## AIM
Write out the material exactly, leaving every picture behind.

## MATERIALS PROVIDED
──────

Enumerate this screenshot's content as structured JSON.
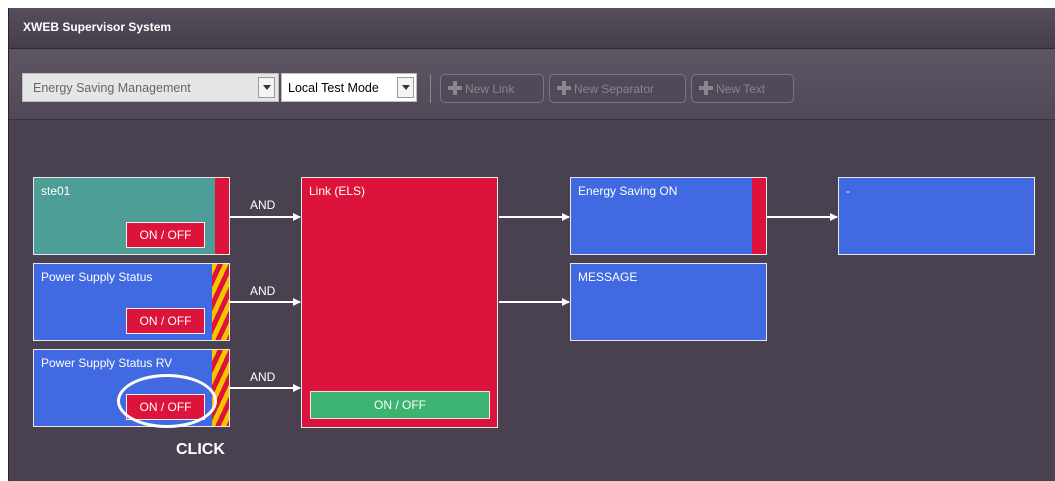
{
  "window": {
    "title": "XWEB Supervisor System"
  },
  "toolbar": {
    "view_select": "Energy Saving Management",
    "mode_select": "Local Test Mode",
    "new_link": "New Link",
    "new_separator": "New Separator",
    "new_text": "New Text"
  },
  "nodes": {
    "ste01": {
      "title": "ste01",
      "button": "ON / OFF"
    },
    "power_supply": {
      "title": "Power Supply Status",
      "button": "ON / OFF"
    },
    "power_supply_rv": {
      "title": "Power Supply Status RV",
      "button": "ON / OFF"
    },
    "link": {
      "title": "Link (ELS)",
      "button": "ON / OFF"
    },
    "energy_saving": {
      "title": "Energy Saving ON"
    },
    "message": {
      "title": "MESSAGE"
    },
    "output": {
      "title": "-"
    }
  },
  "connectors": {
    "and1": "AND",
    "and2": "AND",
    "and3": "AND"
  },
  "annotation": {
    "click": "CLICK"
  },
  "colors": {
    "blue_node": "#4169e1",
    "red_node": "#dc143c",
    "teal_node": "#4d9e96",
    "green_button": "#3cb371",
    "stripe_yellow": "#f5c500",
    "background": "#4a4150"
  }
}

──────

## REPLY
Enumerate this screenshot's content as structured JSON.
{
  "window": {
    "title": "XWEB Supervisor System"
  },
  "toolbar": {
    "view_select": "Energy Saving Management",
    "mode_select": "Local Test Mode",
    "new_link": "New Link",
    "new_separator": "New Separator",
    "new_text": "New Text"
  },
  "nodes": {
    "ste01": {
      "title": "ste01",
      "button": "ON / OFF"
    },
    "power_supply": {
      "title": "Power Supply Status",
      "button": "ON / OFF"
    },
    "power_supply_rv": {
      "title": "Power Supply Status RV",
      "button": "ON / OFF"
    },
    "link": {
      "title": "Link (ELS)",
      "button": "ON / OFF"
    },
    "energy_saving": {
      "title": "Energy Saving ON"
    },
    "message": {
      "title": "MESSAGE"
    },
    "output": {
      "title": "-"
    }
  },
  "connectors": {
    "and1": "AND",
    "and2": "AND",
    "and3": "AND"
  },
  "annotation": {
    "click": "CLICK"
  },
  "colors": {
    "blue_node": "#4169e1",
    "red_node": "#dc143c",
    "teal_node": "#4d9e96",
    "green_button": "#3cb371",
    "stripe_yellow": "#f5c500",
    "background": "#4a4150"
  }
}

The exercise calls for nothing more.